→ Provided entries
****************

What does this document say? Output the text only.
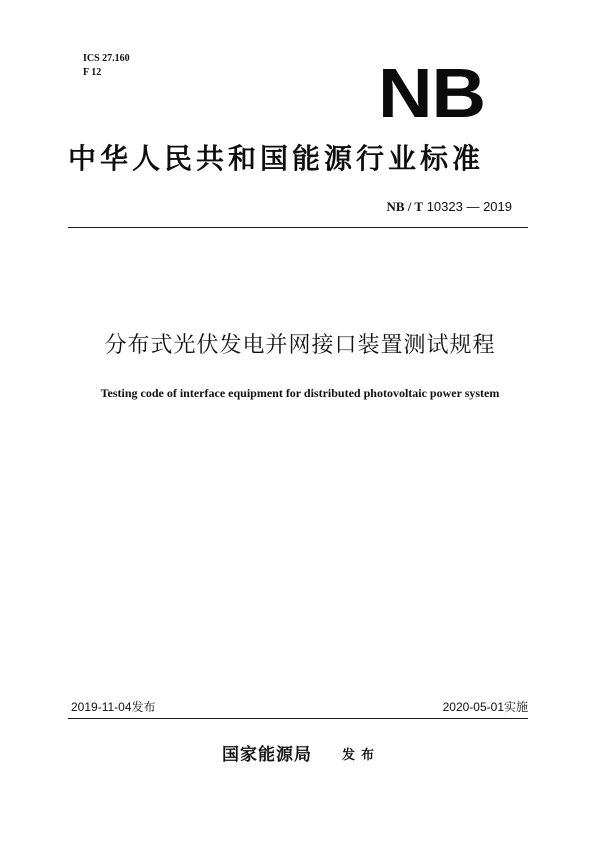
ICS 27.160
F 12	NB
中华人民共和国能源行业标准
NB / T 10323 — 2019
分布式光伏发电并网接口装置测试规程
Testing code of interface equipment for distributed photovoltaic power system
2019-11-04发布	2020-05-01实施
国家能源局 发布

****************

→ Your objective
Without the pictures, repeat the listing above exactly.

→ The reply
What does this document say? Output the text only.
ICS 27.160
F 12	NB
中华人民共和国能源行业标准
NB / T 10323 — 2019
分布式光伏发电并网接口装置测试规程
Testing code of interface equipment for distributed photovoltaic power system
2019-11-04发布	2020-05-01实施
国家能源局 发布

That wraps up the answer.